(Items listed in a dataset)

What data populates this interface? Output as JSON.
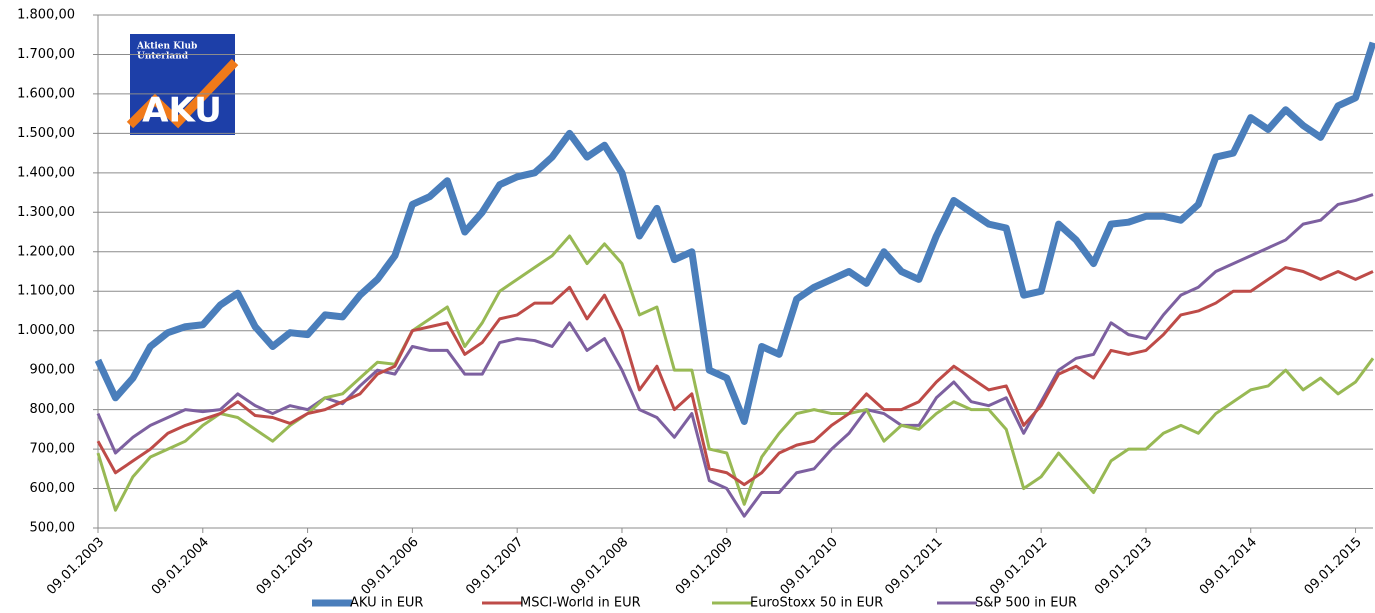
{
  "chart_data": {
    "type": "line",
    "logo": {
      "line1": "Aktien Klub",
      "line2": "Unterland",
      "mark": "AKU"
    },
    "categories": [
      "09.01.2003",
      null,
      null,
      null,
      null,
      null,
      "09.01.2004",
      null,
      null,
      null,
      null,
      null,
      "09.01.2005",
      null,
      null,
      null,
      null,
      null,
      "09.01.2006",
      null,
      null,
      null,
      null,
      null,
      "09.01.2007",
      null,
      null,
      null,
      null,
      null,
      "09.01.2008",
      null,
      null,
      null,
      null,
      null,
      "09.01.2009",
      null,
      null,
      null,
      null,
      null,
      "09.01.2010",
      null,
      null,
      null,
      null,
      null,
      "09.01.2011",
      null,
      null,
      null,
      null,
      null,
      "09.01.2012",
      null,
      null,
      null,
      null,
      null,
      "09.01.2013",
      null,
      null,
      null,
      null,
      null,
      "09.01.2014",
      null,
      null,
      null,
      null,
      null,
      "09.01.2015",
      null
    ],
    "series": [
      {
        "name": "AKU in EUR",
        "color": "#4a7ebb",
        "width": 7,
        "values": [
          925,
          830,
          880,
          960,
          995,
          1010,
          1015,
          1065,
          1095,
          1010,
          960,
          995,
          990,
          1040,
          1035,
          1090,
          1130,
          1190,
          1320,
          1340,
          1380,
          1250,
          1300,
          1370,
          1390,
          1400,
          1440,
          1500,
          1440,
          1470,
          1400,
          1240,
          1310,
          1180,
          1200,
          900,
          880,
          770,
          960,
          940,
          1080,
          1110,
          1130,
          1150,
          1120,
          1200,
          1150,
          1130,
          1240,
          1330,
          1300,
          1270,
          1260,
          1090,
          1100,
          1270,
          1230,
          1170,
          1270,
          1275,
          1290,
          1290,
          1280,
          1320,
          1440,
          1450,
          1540,
          1510,
          1560,
          1520,
          1490,
          1570,
          1590,
          1730
        ]
      },
      {
        "name": "MSCI-World in EUR",
        "color": "#be4b48",
        "width": 3,
        "values": [
          720,
          640,
          670,
          700,
          740,
          760,
          775,
          790,
          820,
          785,
          780,
          765,
          790,
          800,
          820,
          840,
          890,
          910,
          1000,
          1010,
          1020,
          940,
          970,
          1030,
          1040,
          1070,
          1070,
          1110,
          1030,
          1090,
          1000,
          850,
          910,
          800,
          840,
          650,
          640,
          610,
          640,
          690,
          710,
          720,
          760,
          790,
          840,
          800,
          800,
          820,
          870,
          910,
          880,
          850,
          860,
          760,
          810,
          890,
          910,
          880,
          950,
          940,
          950,
          990,
          1040,
          1050,
          1070,
          1100,
          1100,
          1130,
          1160,
          1150,
          1130,
          1150,
          1130,
          1150
        ]
      },
      {
        "name": "EuroStoxx 50 in EUR",
        "color": "#98b954",
        "width": 3,
        "values": [
          690,
          545,
          630,
          680,
          700,
          720,
          760,
          790,
          780,
          750,
          720,
          760,
          790,
          830,
          840,
          880,
          920,
          915,
          1000,
          1030,
          1060,
          960,
          1020,
          1100,
          1130,
          1160,
          1190,
          1240,
          1170,
          1220,
          1170,
          1040,
          1060,
          900,
          900,
          700,
          690,
          560,
          680,
          740,
          790,
          800,
          790,
          790,
          800,
          720,
          760,
          750,
          790,
          820,
          800,
          800,
          750,
          600,
          630,
          690,
          640,
          590,
          670,
          700,
          700,
          740,
          760,
          740,
          790,
          820,
          850,
          860,
          900,
          850,
          880,
          840,
          870,
          930
        ]
      },
      {
        "name": "S&P 500 in EUR",
        "color": "#7d60a0",
        "width": 3,
        "values": [
          790,
          690,
          730,
          760,
          780,
          800,
          795,
          800,
          840,
          810,
          790,
          810,
          800,
          830,
          815,
          860,
          900,
          890,
          960,
          950,
          950,
          890,
          890,
          970,
          980,
          975,
          960,
          1020,
          950,
          980,
          900,
          800,
          780,
          730,
          790,
          620,
          600,
          530,
          590,
          590,
          640,
          650,
          700,
          740,
          800,
          790,
          760,
          760,
          830,
          870,
          820,
          810,
          830,
          740,
          820,
          900,
          930,
          940,
          1020,
          990,
          980,
          1040,
          1090,
          1110,
          1150,
          1170,
          1190,
          1210,
          1230,
          1270,
          1280,
          1320,
          1330,
          1345
        ]
      }
    ],
    "ylim": [
      500,
      1800
    ],
    "yticks": [
      {
        "value": 500,
        "label": "500,00"
      },
      {
        "value": 600,
        "label": "600,00"
      },
      {
        "value": 700,
        "label": "700,00"
      },
      {
        "value": 800,
        "label": "800,00"
      },
      {
        "value": 900,
        "label": "900,00"
      },
      {
        "value": 1000,
        "label": "1.000,00"
      },
      {
        "value": 1100,
        "label": "1.100,00"
      },
      {
        "value": 1200,
        "label": "1.200,00"
      },
      {
        "value": 1300,
        "label": "1.300,00"
      },
      {
        "value": 1400,
        "label": "1.400,00"
      },
      {
        "value": 1500,
        "label": "1.500,00"
      },
      {
        "value": 1600,
        "label": "1.600,00"
      },
      {
        "value": 1700,
        "label": "1.700,00"
      },
      {
        "value": 1800,
        "label": "1.800,00"
      }
    ],
    "grid": true,
    "legend": "bottom"
  }
}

Exercise goal: Give back the whole listing as it stands, minus its pictures.

Output below:
What data populates this interface? Output as JSON.
{
  "chart_data": {
    "type": "line",
    "logo": {
      "line1": "Aktien Klub",
      "line2": "Unterland",
      "mark": "AKU"
    },
    "categories": [
      "09.01.2003",
      null,
      null,
      null,
      null,
      null,
      "09.01.2004",
      null,
      null,
      null,
      null,
      null,
      "09.01.2005",
      null,
      null,
      null,
      null,
      null,
      "09.01.2006",
      null,
      null,
      null,
      null,
      null,
      "09.01.2007",
      null,
      null,
      null,
      null,
      null,
      "09.01.2008",
      null,
      null,
      null,
      null,
      null,
      "09.01.2009",
      null,
      null,
      null,
      null,
      null,
      "09.01.2010",
      null,
      null,
      null,
      null,
      null,
      "09.01.2011",
      null,
      null,
      null,
      null,
      null,
      "09.01.2012",
      null,
      null,
      null,
      null,
      null,
      "09.01.2013",
      null,
      null,
      null,
      null,
      null,
      "09.01.2014",
      null,
      null,
      null,
      null,
      null,
      "09.01.2015",
      null
    ],
    "series": [
      {
        "name": "AKU in EUR",
        "color": "#4a7ebb",
        "width": 7,
        "values": [
          925,
          830,
          880,
          960,
          995,
          1010,
          1015,
          1065,
          1095,
          1010,
          960,
          995,
          990,
          1040,
          1035,
          1090,
          1130,
          1190,
          1320,
          1340,
          1380,
          1250,
          1300,
          1370,
          1390,
          1400,
          1440,
          1500,
          1440,
          1470,
          1400,
          1240,
          1310,
          1180,
          1200,
          900,
          880,
          770,
          960,
          940,
          1080,
          1110,
          1130,
          1150,
          1120,
          1200,
          1150,
          1130,
          1240,
          1330,
          1300,
          1270,
          1260,
          1090,
          1100,
          1270,
          1230,
          1170,
          1270,
          1275,
          1290,
          1290,
          1280,
          1320,
          1440,
          1450,
          1540,
          1510,
          1560,
          1520,
          1490,
          1570,
          1590,
          1730
        ]
      },
      {
        "name": "MSCI-World in EUR",
        "color": "#be4b48",
        "width": 3,
        "values": [
          720,
          640,
          670,
          700,
          740,
          760,
          775,
          790,
          820,
          785,
          780,
          765,
          790,
          800,
          820,
          840,
          890,
          910,
          1000,
          1010,
          1020,
          940,
          970,
          1030,
          1040,
          1070,
          1070,
          1110,
          1030,
          1090,
          1000,
          850,
          910,
          800,
          840,
          650,
          640,
          610,
          640,
          690,
          710,
          720,
          760,
          790,
          840,
          800,
          800,
          820,
          870,
          910,
          880,
          850,
          860,
          760,
          810,
          890,
          910,
          880,
          950,
          940,
          950,
          990,
          1040,
          1050,
          1070,
          1100,
          1100,
          1130,
          1160,
          1150,
          1130,
          1150,
          1130,
          1150
        ]
      },
      {
        "name": "EuroStoxx 50 in EUR",
        "color": "#98b954",
        "width": 3,
        "values": [
          690,
          545,
          630,
          680,
          700,
          720,
          760,
          790,
          780,
          750,
          720,
          760,
          790,
          830,
          840,
          880,
          920,
          915,
          1000,
          1030,
          1060,
          960,
          1020,
          1100,
          1130,
          1160,
          1190,
          1240,
          1170,
          1220,
          1170,
          1040,
          1060,
          900,
          900,
          700,
          690,
          560,
          680,
          740,
          790,
          800,
          790,
          790,
          800,
          720,
          760,
          750,
          790,
          820,
          800,
          800,
          750,
          600,
          630,
          690,
          640,
          590,
          670,
          700,
          700,
          740,
          760,
          740,
          790,
          820,
          850,
          860,
          900,
          850,
          880,
          840,
          870,
          930
        ]
      },
      {
        "name": "S&P 500 in EUR",
        "color": "#7d60a0",
        "width": 3,
        "values": [
          790,
          690,
          730,
          760,
          780,
          800,
          795,
          800,
          840,
          810,
          790,
          810,
          800,
          830,
          815,
          860,
          900,
          890,
          960,
          950,
          950,
          890,
          890,
          970,
          980,
          975,
          960,
          1020,
          950,
          980,
          900,
          800,
          780,
          730,
          790,
          620,
          600,
          530,
          590,
          590,
          640,
          650,
          700,
          740,
          800,
          790,
          760,
          760,
          830,
          870,
          820,
          810,
          830,
          740,
          820,
          900,
          930,
          940,
          1020,
          990,
          980,
          1040,
          1090,
          1110,
          1150,
          1170,
          1190,
          1210,
          1230,
          1270,
          1280,
          1320,
          1330,
          1345
        ]
      }
    ],
    "ylim": [
      500,
      1800
    ],
    "yticks": [
      {
        "value": 500,
        "label": "500,00"
      },
      {
        "value": 600,
        "label": "600,00"
      },
      {
        "value": 700,
        "label": "700,00"
      },
      {
        "value": 800,
        "label": "800,00"
      },
      {
        "value": 900,
        "label": "900,00"
      },
      {
        "value": 1000,
        "label": "1.000,00"
      },
      {
        "value": 1100,
        "label": "1.100,00"
      },
      {
        "value": 1200,
        "label": "1.200,00"
      },
      {
        "value": 1300,
        "label": "1.300,00"
      },
      {
        "value": 1400,
        "label": "1.400,00"
      },
      {
        "value": 1500,
        "label": "1.500,00"
      },
      {
        "value": 1600,
        "label": "1.600,00"
      },
      {
        "value": 1700,
        "label": "1.700,00"
      },
      {
        "value": 1800,
        "label": "1.800,00"
      }
    ],
    "grid": true,
    "legend": "bottom"
  }
}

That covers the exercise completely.